(Collected data)
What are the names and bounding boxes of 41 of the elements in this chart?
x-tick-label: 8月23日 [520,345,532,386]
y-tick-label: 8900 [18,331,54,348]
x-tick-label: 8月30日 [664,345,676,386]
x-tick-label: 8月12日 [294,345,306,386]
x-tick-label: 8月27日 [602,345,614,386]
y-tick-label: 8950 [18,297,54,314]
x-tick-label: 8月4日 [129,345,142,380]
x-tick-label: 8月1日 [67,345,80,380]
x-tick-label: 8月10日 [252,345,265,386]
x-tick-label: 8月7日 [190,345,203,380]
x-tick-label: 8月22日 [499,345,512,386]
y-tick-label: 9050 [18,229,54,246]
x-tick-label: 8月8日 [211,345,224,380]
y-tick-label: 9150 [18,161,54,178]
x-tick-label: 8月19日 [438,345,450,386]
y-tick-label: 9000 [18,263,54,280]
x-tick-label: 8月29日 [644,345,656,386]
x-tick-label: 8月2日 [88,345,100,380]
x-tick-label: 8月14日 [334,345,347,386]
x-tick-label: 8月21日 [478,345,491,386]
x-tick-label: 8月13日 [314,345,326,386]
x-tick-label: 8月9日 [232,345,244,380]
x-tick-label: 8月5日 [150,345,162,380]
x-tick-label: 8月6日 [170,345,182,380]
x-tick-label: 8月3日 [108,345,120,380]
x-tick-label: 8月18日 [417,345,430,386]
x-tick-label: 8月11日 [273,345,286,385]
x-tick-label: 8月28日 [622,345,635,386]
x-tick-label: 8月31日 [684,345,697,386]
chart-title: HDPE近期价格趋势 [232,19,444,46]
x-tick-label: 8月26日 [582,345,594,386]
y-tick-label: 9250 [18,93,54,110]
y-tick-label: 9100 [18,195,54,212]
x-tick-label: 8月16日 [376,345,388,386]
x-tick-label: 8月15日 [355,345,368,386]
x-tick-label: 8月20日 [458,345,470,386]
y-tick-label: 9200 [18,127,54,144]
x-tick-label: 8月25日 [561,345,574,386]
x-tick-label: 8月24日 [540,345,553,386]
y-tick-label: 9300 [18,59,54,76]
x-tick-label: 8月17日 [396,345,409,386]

* Objective
Recast the items above as a Markdown table with two columns, Row and Line, putting each line in its own numbered row and leaving out any blank lines.

* Response for this exercise
| Row | Line |
|---|---|
| 1 | What are the names and bounding boxes of 41 of the elements in this chart? |
| 2 | x-tick-label: 8月23日 [520,345,532,386] |
| 3 | y-tick-label: 8900 [18,331,54,348] |
| 4 | x-tick-label: 8月30日 [664,345,676,386] |
| 5 | x-tick-label: 8月12日 [294,345,306,386] |
| 6 | x-tick-label: 8月27日 [602,345,614,386] |
| 7 | y-tick-label: 8950 [18,297,54,314] |
| 8 | x-tick-label: 8月4日 [129,345,142,380] |
| 9 | x-tick-label: 8月1日 [67,345,80,380] |
| 10 | x-tick-label: 8月10日 [252,345,265,386] |
| 11 | x-tick-label: 8月7日 [190,345,203,380] |
| 12 | x-tick-label: 8月22日 [499,345,512,386] |
| 13 | y-tick-label: 9050 [18,229,54,246] |
| 14 | x-tick-label: 8月8日 [211,345,224,380] |
| 15 | y-tick-label: 9150 [18,161,54,178] |
| 16 | x-tick-label: 8月19日 [438,345,450,386] |
| 17 | y-tick-label: 9000 [18,263,54,280] |
| 18 | x-tick-label: 8月29日 [644,345,656,386] |
| 19 | x-tick-label: 8月2日 [88,345,100,380] |
| 20 | x-tick-label: 8月14日 [334,345,347,386] |
| 21 | x-tick-label: 8月21日 [478,345,491,386] |
| 22 | x-tick-label: 8月13日 [314,345,326,386] |
| 23 | x-tick-label: 8月9日 [232,345,244,380] |
| 24 | x-tick-label: 8月5日 [150,345,162,380] |
| 25 | x-tick-label: 8月6日 [170,345,182,380] |
| 26 | x-tick-label: 8月3日 [108,345,120,380] |
| 27 | x-tick-label: 8月18日 [417,345,430,386] |
| 28 | x-tick-label: 8月11日 [273,345,286,385] |
| 29 | x-tick-label: 8月28日 [622,345,635,386] |
| 30 | x-tick-label: 8月31日 [684,345,697,386] |
| 31 | chart-title: HDPE近期价格趋势 [232,19,444,46] |
| 32 | x-tick-label: 8月26日 [582,345,594,386] |
| 33 | y-tick-label: 9250 [18,93,54,110] |
| 34 | y-tick-label: 9100 [18,195,54,212] |
| 35 | x-tick-label: 8月16日 [376,345,388,386] |
| 36 | x-tick-label: 8月15日 [355,345,368,386] |
| 37 | x-tick-label: 8月20日 [458,345,470,386] |
| 38 | y-tick-label: 9200 [18,127,54,144] |
| 39 | x-tick-label: 8月25日 [561,345,574,386] |
| 40 | x-tick-label: 8月24日 [540,345,553,386] |
| 41 | y-tick-label: 9300 [18,59,54,76] |
| 42 | x-tick-label: 8月17日 [396,345,409,386] |